▸ **Data supplied**
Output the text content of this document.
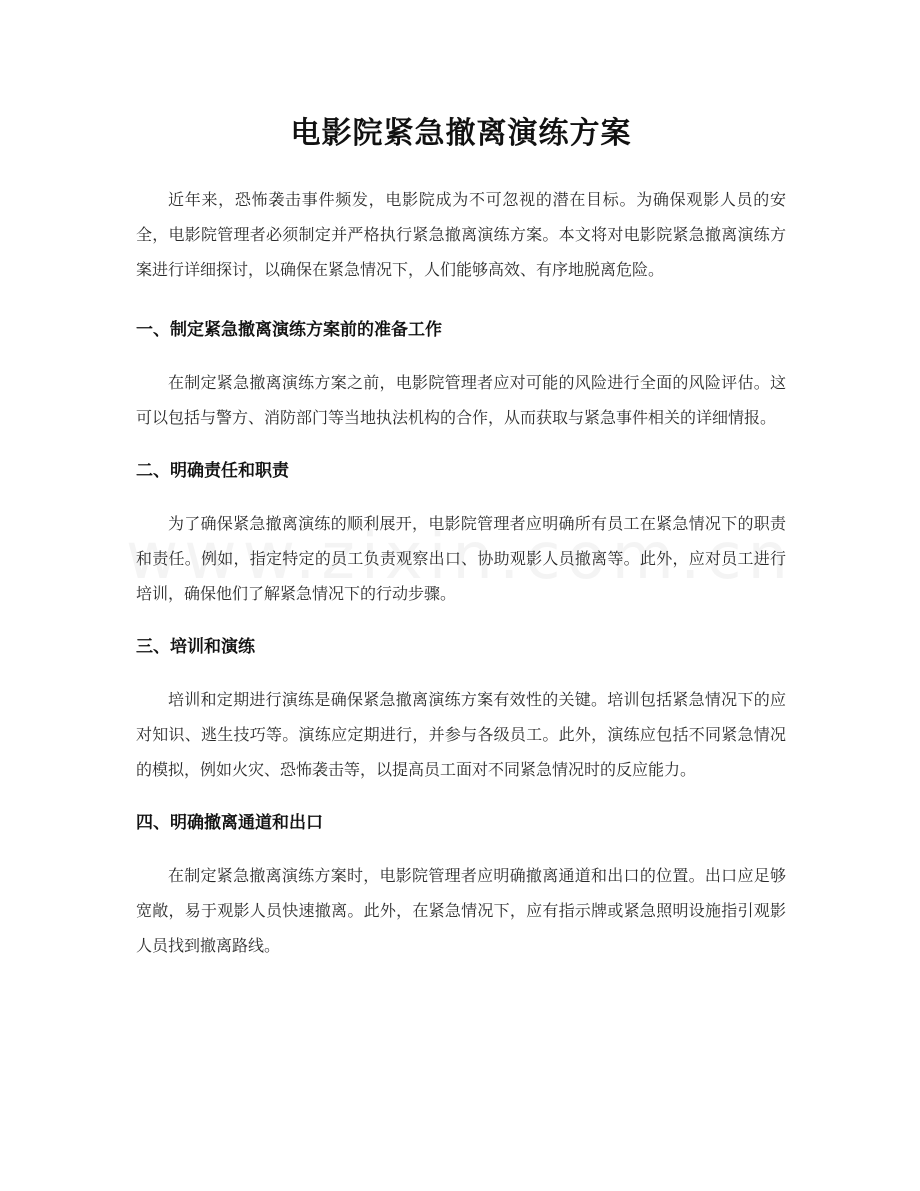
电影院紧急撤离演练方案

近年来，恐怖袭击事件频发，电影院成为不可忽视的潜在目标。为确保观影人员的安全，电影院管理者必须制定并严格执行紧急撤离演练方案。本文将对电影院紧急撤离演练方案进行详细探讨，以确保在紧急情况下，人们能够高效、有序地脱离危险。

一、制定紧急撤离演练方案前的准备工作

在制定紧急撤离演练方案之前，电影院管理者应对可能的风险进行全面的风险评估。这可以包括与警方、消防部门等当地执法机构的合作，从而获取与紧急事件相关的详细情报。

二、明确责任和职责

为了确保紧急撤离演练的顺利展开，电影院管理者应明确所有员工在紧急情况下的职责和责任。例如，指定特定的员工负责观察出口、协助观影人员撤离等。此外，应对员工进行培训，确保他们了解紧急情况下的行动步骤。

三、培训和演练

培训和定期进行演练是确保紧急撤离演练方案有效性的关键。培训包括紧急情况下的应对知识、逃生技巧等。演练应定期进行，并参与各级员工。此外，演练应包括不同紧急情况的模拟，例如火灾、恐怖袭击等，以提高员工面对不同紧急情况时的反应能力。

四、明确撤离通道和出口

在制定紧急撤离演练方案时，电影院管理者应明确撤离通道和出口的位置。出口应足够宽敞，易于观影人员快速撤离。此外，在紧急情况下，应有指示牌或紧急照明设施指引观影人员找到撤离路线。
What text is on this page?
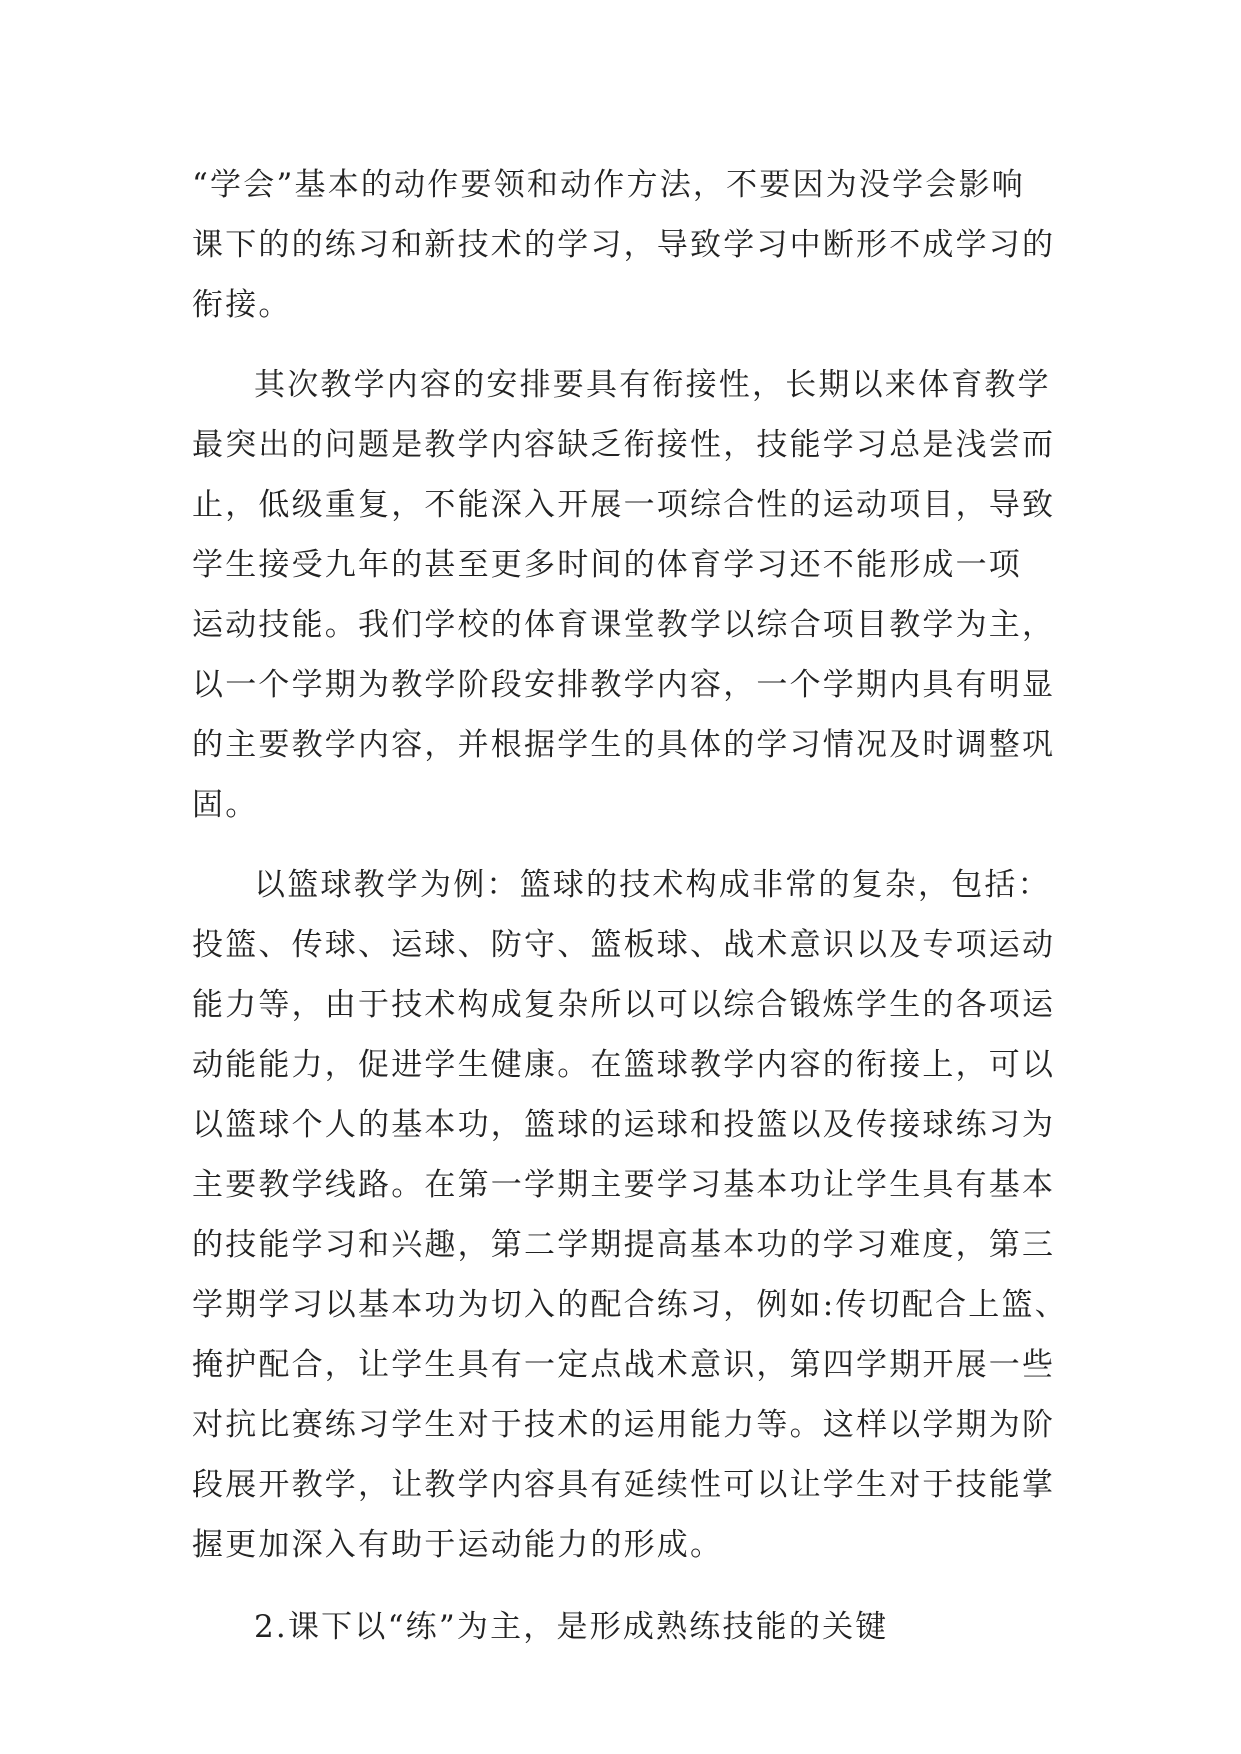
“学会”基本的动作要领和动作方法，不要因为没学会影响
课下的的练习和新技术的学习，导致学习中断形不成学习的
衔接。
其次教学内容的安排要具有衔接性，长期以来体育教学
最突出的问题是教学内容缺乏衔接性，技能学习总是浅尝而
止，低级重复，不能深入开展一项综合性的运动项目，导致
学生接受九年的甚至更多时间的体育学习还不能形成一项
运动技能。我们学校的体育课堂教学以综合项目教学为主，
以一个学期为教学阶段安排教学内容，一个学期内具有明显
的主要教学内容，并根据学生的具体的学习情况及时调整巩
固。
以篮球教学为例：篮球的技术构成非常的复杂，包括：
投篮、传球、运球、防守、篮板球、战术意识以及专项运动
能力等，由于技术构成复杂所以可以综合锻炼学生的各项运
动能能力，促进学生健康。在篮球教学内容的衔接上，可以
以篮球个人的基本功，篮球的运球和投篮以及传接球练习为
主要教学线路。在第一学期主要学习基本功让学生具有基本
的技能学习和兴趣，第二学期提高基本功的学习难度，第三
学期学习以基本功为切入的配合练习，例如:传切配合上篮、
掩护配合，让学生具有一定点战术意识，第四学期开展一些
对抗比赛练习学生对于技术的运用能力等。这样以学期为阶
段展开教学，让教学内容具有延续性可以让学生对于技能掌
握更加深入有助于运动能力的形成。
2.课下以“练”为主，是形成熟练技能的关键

▸ **Exercise objective**
Leave the pictures out and print the records above exactly as they stand.

▸ **Answer to the exercise**
Output the text content of this document.
电影院紧急撤离演练方案

近年来，恐怖袭击事件频发，电影院成为不可忽视的潜在目标。为确保观影人员的安全，电影院管理者必须制定并严格执行紧急撤离演练方案。本文将对电影院紧急撤离演练方案进行详细探讨，以确保在紧急情况下，人们能够高效、有序地脱离危险。

一、制定紧急撤离演练方案前的准备工作

在制定紧急撤离演练方案之前，电影院管理者应对可能的风险进行全面的风险评估。这可以包括与警方、消防部门等当地执法机构的合作，从而获取与紧急事件相关的详细情报。

二、明确责任和职责

为了确保紧急撤离演练的顺利展开，电影院管理者应明确所有员工在紧急情况下的职责和责任。例如，指定特定的员工负责观察出口、协助观影人员撤离等。此外，应对员工进行培训，确保他们了解紧急情况下的行动步骤。

三、培训和演练

培训和定期进行演练是确保紧急撤离演练方案有效性的关键。培训包括紧急情况下的应对知识、逃生技巧等。演练应定期进行，并参与各级员工。此外，演练应包括不同紧急情况的模拟，例如火灾、恐怖袭击等，以提高员工面对不同紧急情况时的反应能力。

四、明确撤离通道和出口

在制定紧急撤离演练方案时，电影院管理者应明确撤离通道和出口的位置。出口应足够宽敞，易于观影人员快速撤离。此外，在紧急情况下，应有指示牌或紧急照明设施指引观影人员找到撤离路线。
What text is on this page?
“学会”基本的动作要领和动作方法，不要因为没学会影响
课下的的练习和新技术的学习，导致学习中断形不成学习的
衔接。
其次教学内容的安排要具有衔接性，长期以来体育教学
最突出的问题是教学内容缺乏衔接性，技能学习总是浅尝而
止，低级重复，不能深入开展一项综合性的运动项目，导致
学生接受九年的甚至更多时间的体育学习还不能形成一项
运动技能。我们学校的体育课堂教学以综合项目教学为主，
以一个学期为教学阶段安排教学内容，一个学期内具有明显
的主要教学内容，并根据学生的具体的学习情况及时调整巩
固。
以篮球教学为例：篮球的技术构成非常的复杂，包括：
投篮、传球、运球、防守、篮板球、战术意识以及专项运动
能力等，由于技术构成复杂所以可以综合锻炼学生的各项运
动能能力，促进学生健康。在篮球教学内容的衔接上，可以
以篮球个人的基本功，篮球的运球和投篮以及传接球练习为
主要教学线路。在第一学期主要学习基本功让学生具有基本
的技能学习和兴趣，第二学期提高基本功的学习难度，第三
学期学习以基本功为切入的配合练习，例如:传切配合上篮、
掩护配合，让学生具有一定点战术意识，第四学期开展一些
对抗比赛练习学生对于技术的运用能力等。这样以学期为阶
段展开教学，让教学内容具有延续性可以让学生对于技能掌
握更加深入有助于运动能力的形成。
2.课下以“练”为主，是形成熟练技能的关键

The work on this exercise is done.